Reproduce the material word for word; the images stay out.

═════ INPUT DATA ═════

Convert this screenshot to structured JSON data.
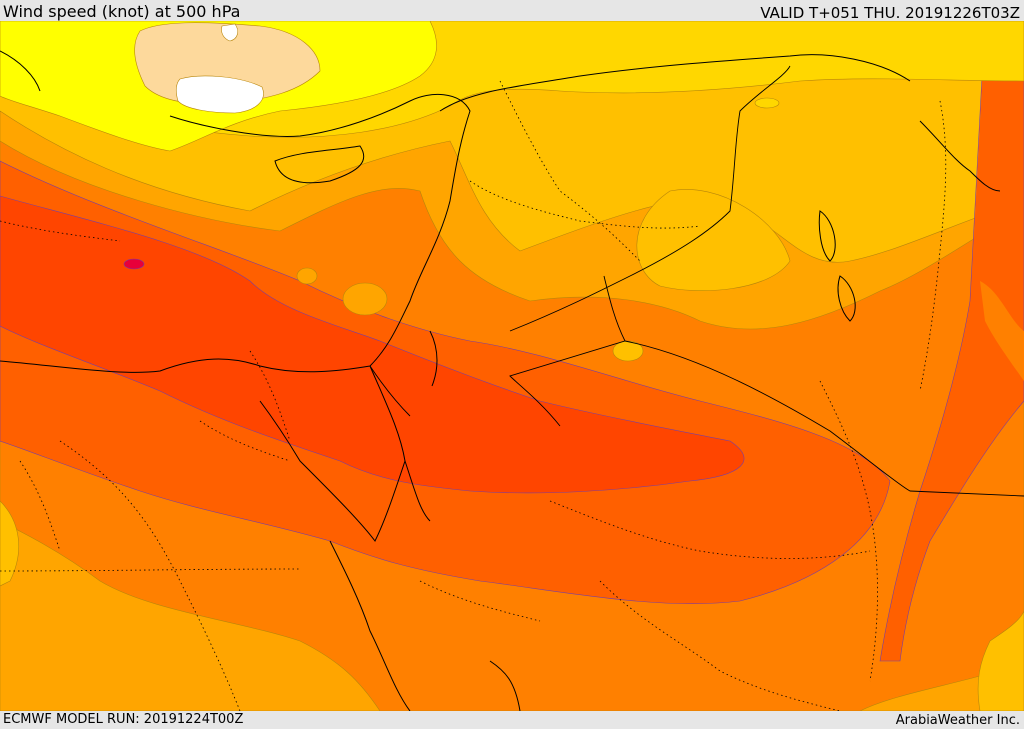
{
  "header": {
    "title": "Wind speed (knot) at 500 hPa",
    "valid": "VALID T+051 THU. 20191226T03Z"
  },
  "footer": {
    "model_run": "ECMWF MODEL RUN: 20191224T00Z",
    "credit": "ArabiaWeather Inc."
  },
  "map": {
    "variable": "Wind speed",
    "unit": "knot",
    "level": "500 hPa",
    "palette": {
      "white": "#ffffff",
      "peach": "#fdd99c",
      "yellow": "#ffff00",
      "gold": "#ffd700",
      "light_orange": "#ffc000",
      "orange": "#ffa500",
      "dark_orange": "#ff8000",
      "red_orange": "#ff6000",
      "orange_red": "#ff4500",
      "red": "#ff3000",
      "crimson": "#e8003a"
    }
  }
}
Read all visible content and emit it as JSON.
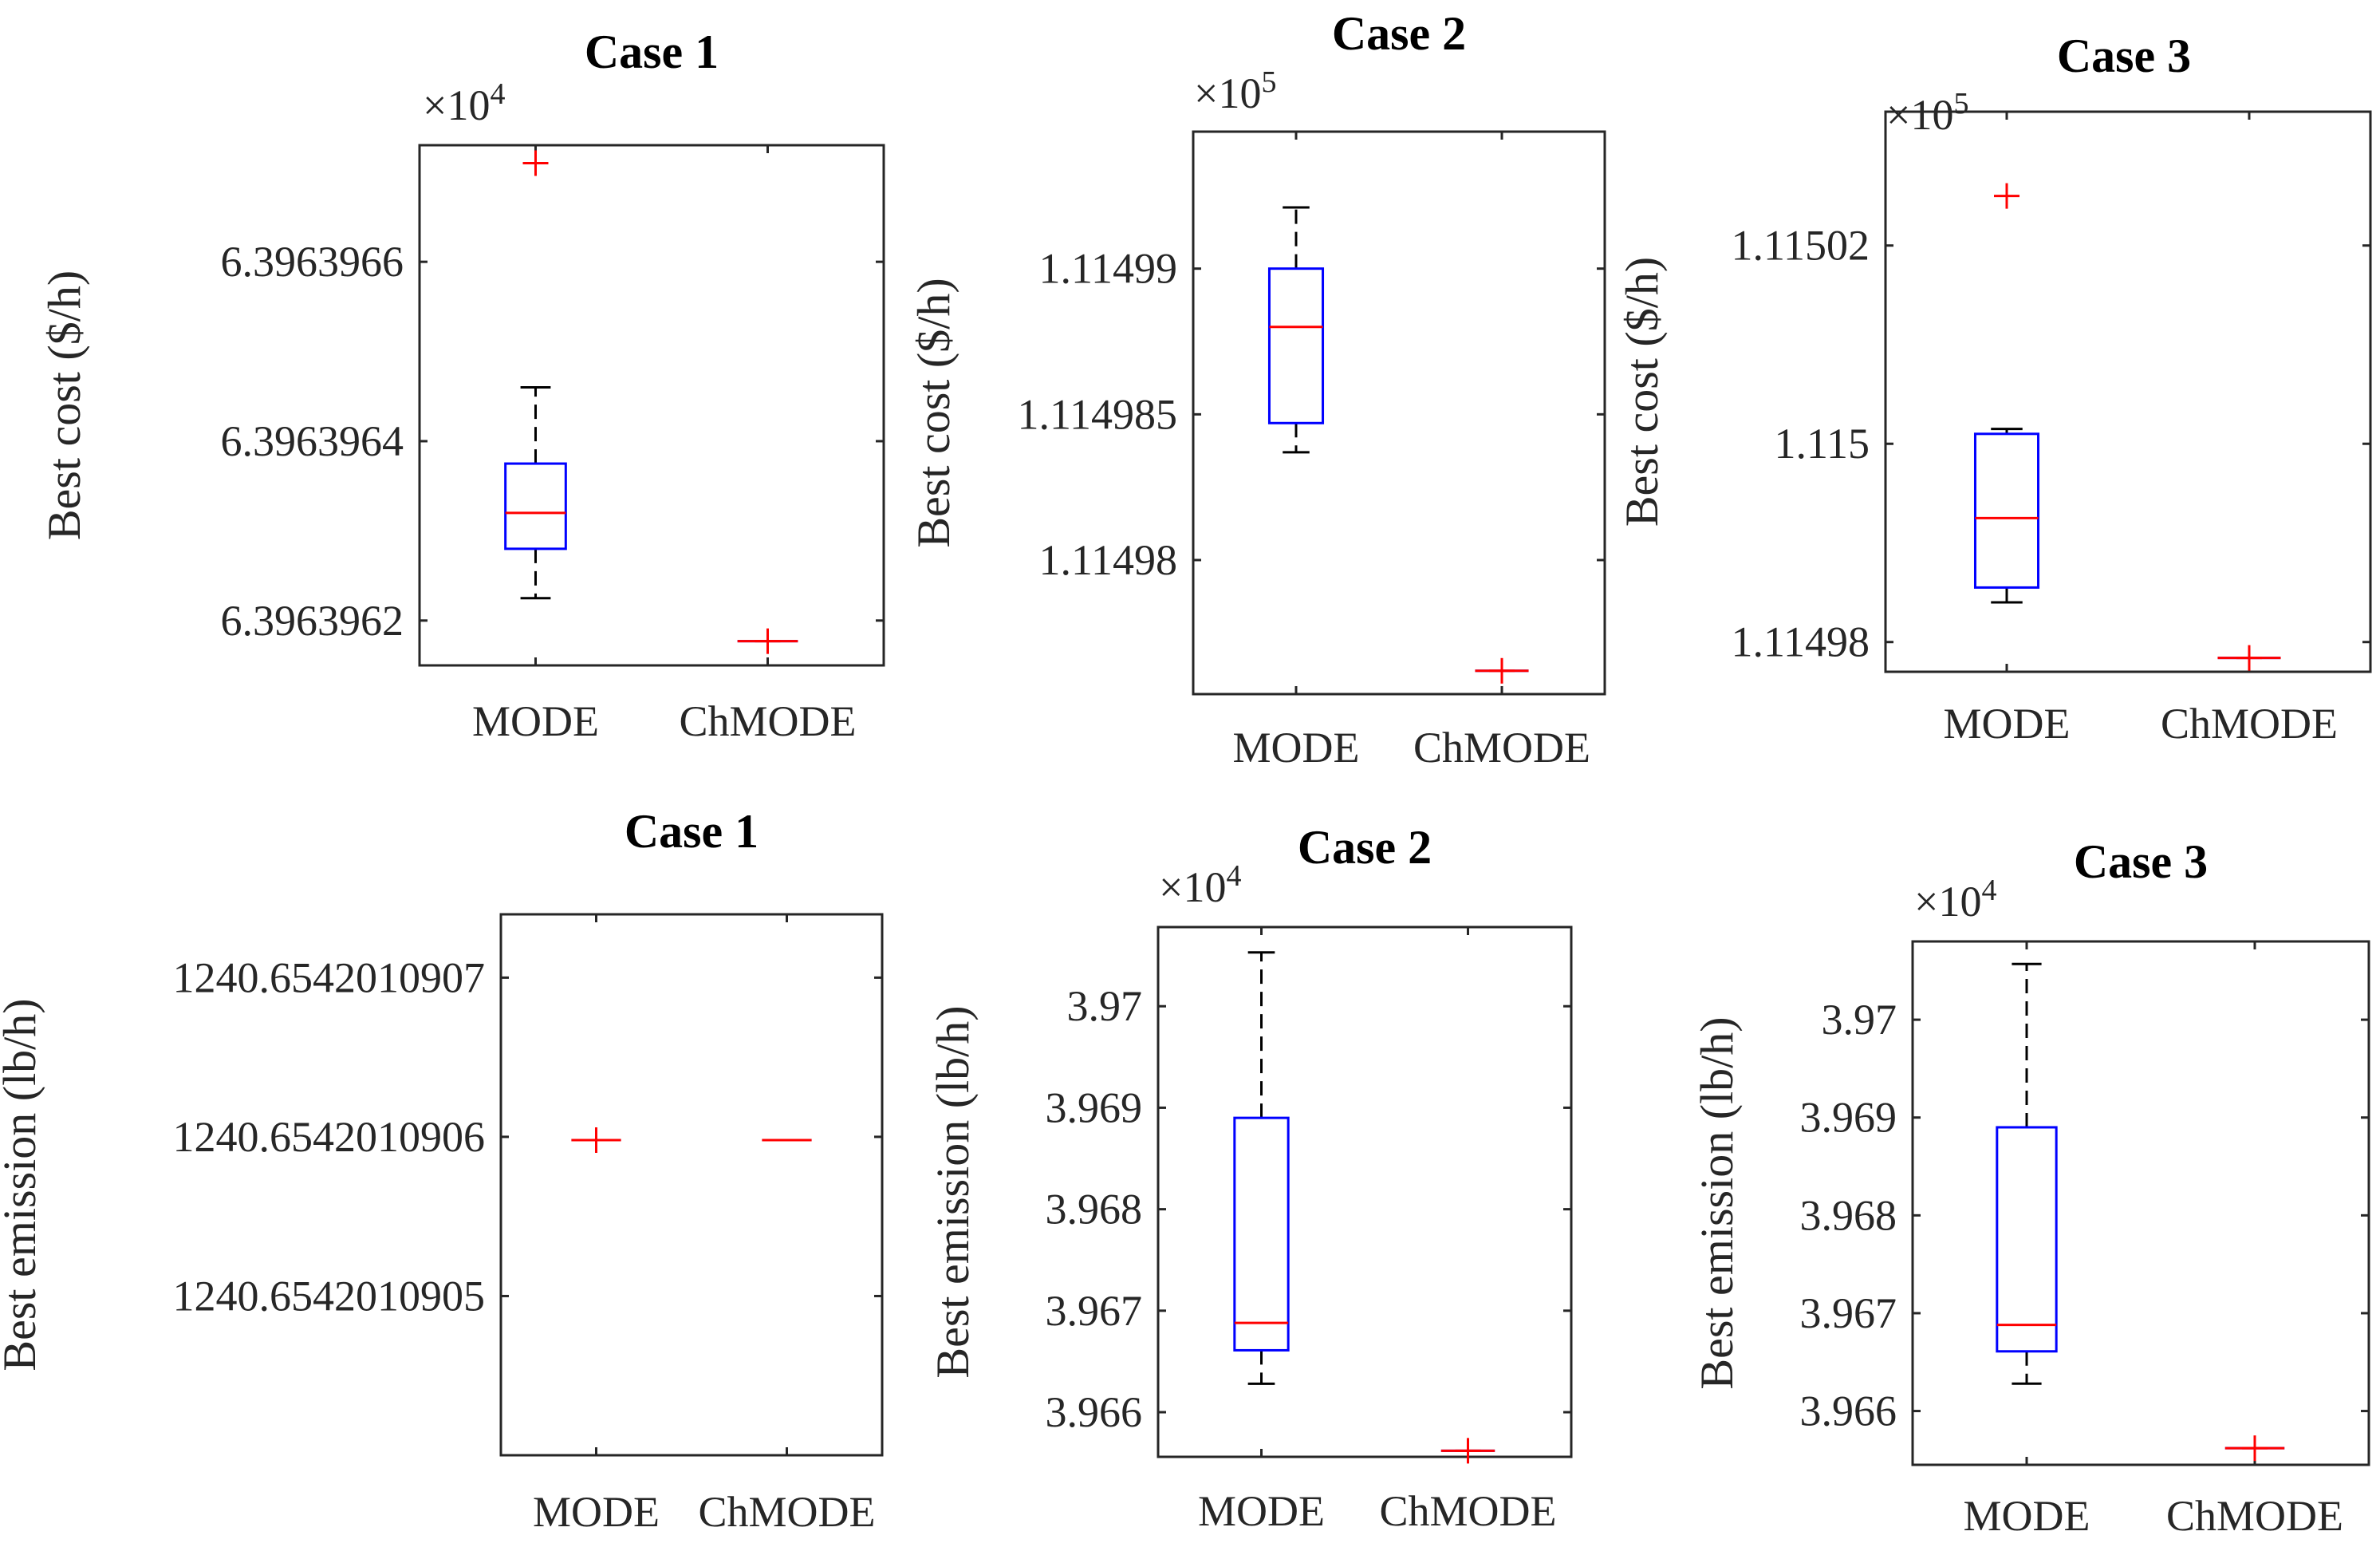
{
  "figure": {
    "style": "boxplot grid",
    "colors": {
      "box": "#0000ff",
      "median": "#ff0000",
      "outlier": "#ff0000",
      "whisker": "#000000",
      "axis": "#262626"
    }
  },
  "chart_data": [
    {
      "type": "box",
      "title": "Case 1",
      "ylabel": "Best cost ($/h)",
      "multiplier_base": "×10",
      "multiplier_exp": "4",
      "ylim": [
        6.39639615,
        6.39639673
      ],
      "yticks": [
        6.3963962,
        6.3963964,
        6.3963966
      ],
      "ytick_labels": [
        "6.3963962",
        "6.3963964",
        "6.3963966"
      ],
      "categories": [
        "MODE",
        "ChMODE"
      ],
      "boxes": [
        {
          "q1": 6.39639628,
          "median": 6.39639632,
          "q3": 6.396396375,
          "wmin": 6.396396225,
          "wmax": 6.39639646,
          "outliers": [
            6.39639671
          ]
        },
        {
          "q1": 6.396396177,
          "median": 6.396396177,
          "q3": 6.396396177,
          "wmin": 6.396396177,
          "wmax": 6.396396177,
          "outliers": [
            6.396396177
          ]
        }
      ]
    },
    {
      "type": "box",
      "title": "Case 2",
      "ylabel": "Best cost ($/h)",
      "multiplier_base": "×10",
      "multiplier_exp": "5",
      "ylim": [
        1.1149754,
        1.1149947
      ],
      "yticks": [
        1.11498,
        1.114985,
        1.11499
      ],
      "ytick_labels": [
        "1.11498",
        "1.114985",
        "1.11499"
      ],
      "categories": [
        "MODE",
        "ChMODE"
      ],
      "boxes": [
        {
          "q1": 1.1149847,
          "median": 1.114988,
          "q3": 1.11499,
          "wmin": 1.1149837,
          "wmax": 1.1149921,
          "outliers": []
        },
        {
          "q1": 1.1149762,
          "median": 1.1149762,
          "q3": 1.1149762,
          "wmin": 1.1149762,
          "wmax": 1.1149762,
          "outliers": [
            1.1149762
          ]
        }
      ]
    },
    {
      "type": "box",
      "title": "Case 3",
      "ylabel": "Best cost ($/h)",
      "multiplier_base": "×10",
      "multiplier_exp": "5",
      "ylim": [
        1.114977,
        1.1150335
      ],
      "yticks": [
        1.11498,
        1.115,
        1.11502
      ],
      "ytick_labels": [
        "1.11498",
        "1.115",
        "1.11502"
      ],
      "categories": [
        "MODE",
        "ChMODE"
      ],
      "boxes": [
        {
          "q1": 1.1149855,
          "median": 1.1149925,
          "q3": 1.115001,
          "wmin": 1.114984,
          "wmax": 1.1150015,
          "outliers": [
            1.115025
          ]
        },
        {
          "q1": 1.1149784,
          "median": 1.1149784,
          "q3": 1.1149784,
          "wmin": 1.1149784,
          "wmax": 1.1149784,
          "outliers": [
            1.1149784
          ]
        }
      ]
    },
    {
      "type": "box",
      "title": "Case 1",
      "ylabel": "Best emission (lb/h)",
      "multiplier_base": "",
      "multiplier_exp": "",
      "ylim": [
        1240.6542010904,
        1240.65420109074
      ],
      "yticks": [
        1240.6542010905,
        1240.6542010906,
        1240.6542010907
      ],
      "ytick_labels": [
        "1240.6542010905",
        "1240.6542010906",
        "1240.6542010907"
      ],
      "categories": [
        "MODE",
        "ChMODE"
      ],
      "boxes": [
        {
          "q1": 1240.654201090598,
          "median": 1240.654201090598,
          "q3": 1240.654201090598,
          "wmin": 1240.654201090598,
          "wmax": 1240.654201090598,
          "outliers": [
            1240.654201090598
          ]
        },
        {
          "q1": 1240.654201090598,
          "median": 1240.654201090598,
          "q3": 1240.654201090598,
          "wmin": 1240.654201090598,
          "wmax": 1240.654201090598,
          "outliers": []
        }
      ]
    },
    {
      "type": "box",
      "title": "Case 2",
      "ylabel": "Best emission (lb/h)",
      "multiplier_base": "×10",
      "multiplier_exp": "4",
      "ylim": [
        3.96556,
        3.97078
      ],
      "yticks": [
        3.966,
        3.967,
        3.968,
        3.969,
        3.97
      ],
      "ytick_labels": [
        "3.966",
        "3.967",
        "3.968",
        "3.969",
        "3.97"
      ],
      "categories": [
        "MODE",
        "ChMODE"
      ],
      "boxes": [
        {
          "q1": 3.96661,
          "median": 3.96688,
          "q3": 3.9689,
          "wmin": 3.96628,
          "wmax": 3.97053,
          "outliers": []
        },
        {
          "q1": 3.96562,
          "median": 3.96562,
          "q3": 3.96562,
          "wmin": 3.96562,
          "wmax": 3.96562,
          "outliers": [
            3.96562
          ]
        }
      ]
    },
    {
      "type": "box",
      "title": "Case 3",
      "ylabel": "Best emission (lb/h)",
      "multiplier_base": "×10",
      "multiplier_exp": "4",
      "ylim": [
        3.96545,
        3.9708
      ],
      "yticks": [
        3.966,
        3.967,
        3.968,
        3.969,
        3.97
      ],
      "ytick_labels": [
        "3.966",
        "3.967",
        "3.968",
        "3.969",
        "3.97"
      ],
      "categories": [
        "MODE",
        "ChMODE"
      ],
      "boxes": [
        {
          "q1": 3.96661,
          "median": 3.96688,
          "q3": 3.9689,
          "wmin": 3.96628,
          "wmax": 3.97057,
          "outliers": []
        },
        {
          "q1": 3.96562,
          "median": 3.96562,
          "q3": 3.96562,
          "wmin": 3.96562,
          "wmax": 3.96562,
          "outliers": [
            3.96562
          ]
        }
      ]
    }
  ]
}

═════

WRITTEN SOLUTION
Convert this screenshot to structured JSON data.
{
  "header": {
    "title": "Wind speed (knot) at 500 hPa",
    "valid": "VALID T+051 THU. 20191226T03Z"
  },
  "footer": {
    "model_run": "ECMWF MODEL RUN: 20191224T00Z",
    "credit": "ArabiaWeather Inc."
  },
  "map": {
    "variable": "Wind speed",
    "unit": "knot",
    "level": "500 hPa",
    "palette": {
      "white": "#ffffff",
      "peach": "#fdd99c",
      "yellow": "#ffff00",
      "gold": "#ffd700",
      "light_orange": "#ffc000",
      "orange": "#ffa500",
      "dark_orange": "#ff8000",
      "red_orange": "#ff6000",
      "orange_red": "#ff4500",
      "red": "#ff3000",
      "crimson": "#e8003a"
    }
  }
}
Read all visible content and emit it as JSON.
{
  "figure": {
    "style": "boxplot grid",
    "colors": {
      "box": "#0000ff",
      "median": "#ff0000",
      "outlier": "#ff0000",
      "whisker": "#000000",
      "axis": "#262626"
    }
  },
  "chart_data": [
    {
      "type": "box",
      "title": "Case 1",
      "ylabel": "Best cost ($/h)",
      "multiplier_base": "×10",
      "multiplier_exp": "4",
      "ylim": [
        6.39639615,
        6.39639673
      ],
      "yticks": [
        6.3963962,
        6.3963964,
        6.3963966
      ],
      "ytick_labels": [
        "6.3963962",
        "6.3963964",
        "6.3963966"
      ],
      "categories": [
        "MODE",
        "ChMODE"
      ],
      "boxes": [
        {
          "q1": 6.39639628,
          "median": 6.39639632,
          "q3": 6.396396375,
          "wmin": 6.396396225,
          "wmax": 6.39639646,
          "outliers": [
            6.39639671
          ]
        },
        {
          "q1": 6.396396177,
          "median": 6.396396177,
          "q3": 6.396396177,
          "wmin": 6.396396177,
          "wmax": 6.396396177,
          "outliers": [
            6.396396177
          ]
        }
      ]
    },
    {
      "type": "box",
      "title": "Case 2",
      "ylabel": "Best cost ($/h)",
      "multiplier_base": "×10",
      "multiplier_exp": "5",
      "ylim": [
        1.1149754,
        1.1149947
      ],
      "yticks": [
        1.11498,
        1.114985,
        1.11499
      ],
      "ytick_labels": [
        "1.11498",
        "1.114985",
        "1.11499"
      ],
      "categories": [
        "MODE",
        "ChMODE"
      ],
      "boxes": [
        {
          "q1": 1.1149847,
          "median": 1.114988,
          "q3": 1.11499,
          "wmin": 1.1149837,
          "wmax": 1.1149921,
          "outliers": []
        },
        {
          "q1": 1.1149762,
          "median": 1.1149762,
          "q3": 1.1149762,
          "wmin": 1.1149762,
          "wmax": 1.1149762,
          "outliers": [
            1.1149762
          ]
        }
      ]
    },
    {
      "type": "box",
      "title": "Case 3",
      "ylabel": "Best cost ($/h)",
      "multiplier_base": "×10",
      "multiplier_exp": "5",
      "ylim": [
        1.114977,
        1.1150335
      ],
      "yticks": [
        1.11498,
        1.115,
        1.11502
      ],
      "ytick_labels": [
        "1.11498",
        "1.115",
        "1.11502"
      ],
      "categories": [
        "MODE",
        "ChMODE"
      ],
      "boxes": [
        {
          "q1": 1.1149855,
          "median": 1.1149925,
          "q3": 1.115001,
          "wmin": 1.114984,
          "wmax": 1.1150015,
          "outliers": [
            1.115025
          ]
        },
        {
          "q1": 1.1149784,
          "median": 1.1149784,
          "q3": 1.1149784,
          "wmin": 1.1149784,
          "wmax": 1.1149784,
          "outliers": [
            1.1149784
          ]
        }
      ]
    },
    {
      "type": "box",
      "title": "Case 1",
      "ylabel": "Best emission (lb/h)",
      "multiplier_base": "",
      "multiplier_exp": "",
      "ylim": [
        1240.6542010904,
        1240.65420109074
      ],
      "yticks": [
        1240.6542010905,
        1240.6542010906,
        1240.6542010907
      ],
      "ytick_labels": [
        "1240.6542010905",
        "1240.6542010906",
        "1240.6542010907"
      ],
      "categories": [
        "MODE",
        "ChMODE"
      ],
      "boxes": [
        {
          "q1": 1240.654201090598,
          "median": 1240.654201090598,
          "q3": 1240.654201090598,
          "wmin": 1240.654201090598,
          "wmax": 1240.654201090598,
          "outliers": [
            1240.654201090598
          ]
        },
        {
          "q1": 1240.654201090598,
          "median": 1240.654201090598,
          "q3": 1240.654201090598,
          "wmin": 1240.654201090598,
          "wmax": 1240.654201090598,
          "outliers": []
        }
      ]
    },
    {
      "type": "box",
      "title": "Case 2",
      "ylabel": "Best emission (lb/h)",
      "multiplier_base": "×10",
      "multiplier_exp": "4",
      "ylim": [
        3.96556,
        3.97078
      ],
      "yticks": [
        3.966,
        3.967,
        3.968,
        3.969,
        3.97
      ],
      "ytick_labels": [
        "3.966",
        "3.967",
        "3.968",
        "3.969",
        "3.97"
      ],
      "categories": [
        "MODE",
        "ChMODE"
      ],
      "boxes": [
        {
          "q1": 3.96661,
          "median": 3.96688,
          "q3": 3.9689,
          "wmin": 3.96628,
          "wmax": 3.97053,
          "outliers": []
        },
        {
          "q1": 3.96562,
          "median": 3.96562,
          "q3": 3.96562,
          "wmin": 3.96562,
          "wmax": 3.96562,
          "outliers": [
            3.96562
          ]
        }
      ]
    },
    {
      "type": "box",
      "title": "Case 3",
      "ylabel": "Best emission (lb/h)",
      "multiplier_base": "×10",
      "multiplier_exp": "4",
      "ylim": [
        3.96545,
        3.9708
      ],
      "yticks": [
        3.966,
        3.967,
        3.968,
        3.969,
        3.97
      ],
      "ytick_labels": [
        "3.966",
        "3.967",
        "3.968",
        "3.969",
        "3.97"
      ],
      "categories": [
        "MODE",
        "ChMODE"
      ],
      "boxes": [
        {
          "q1": 3.96661,
          "median": 3.96688,
          "q3": 3.9689,
          "wmin": 3.96628,
          "wmax": 3.97057,
          "outliers": []
        },
        {
          "q1": 3.96562,
          "median": 3.96562,
          "q3": 3.96562,
          "wmin": 3.96562,
          "wmax": 3.96562,
          "outliers": [
            3.96562
          ]
        }
      ]
    }
  ]
}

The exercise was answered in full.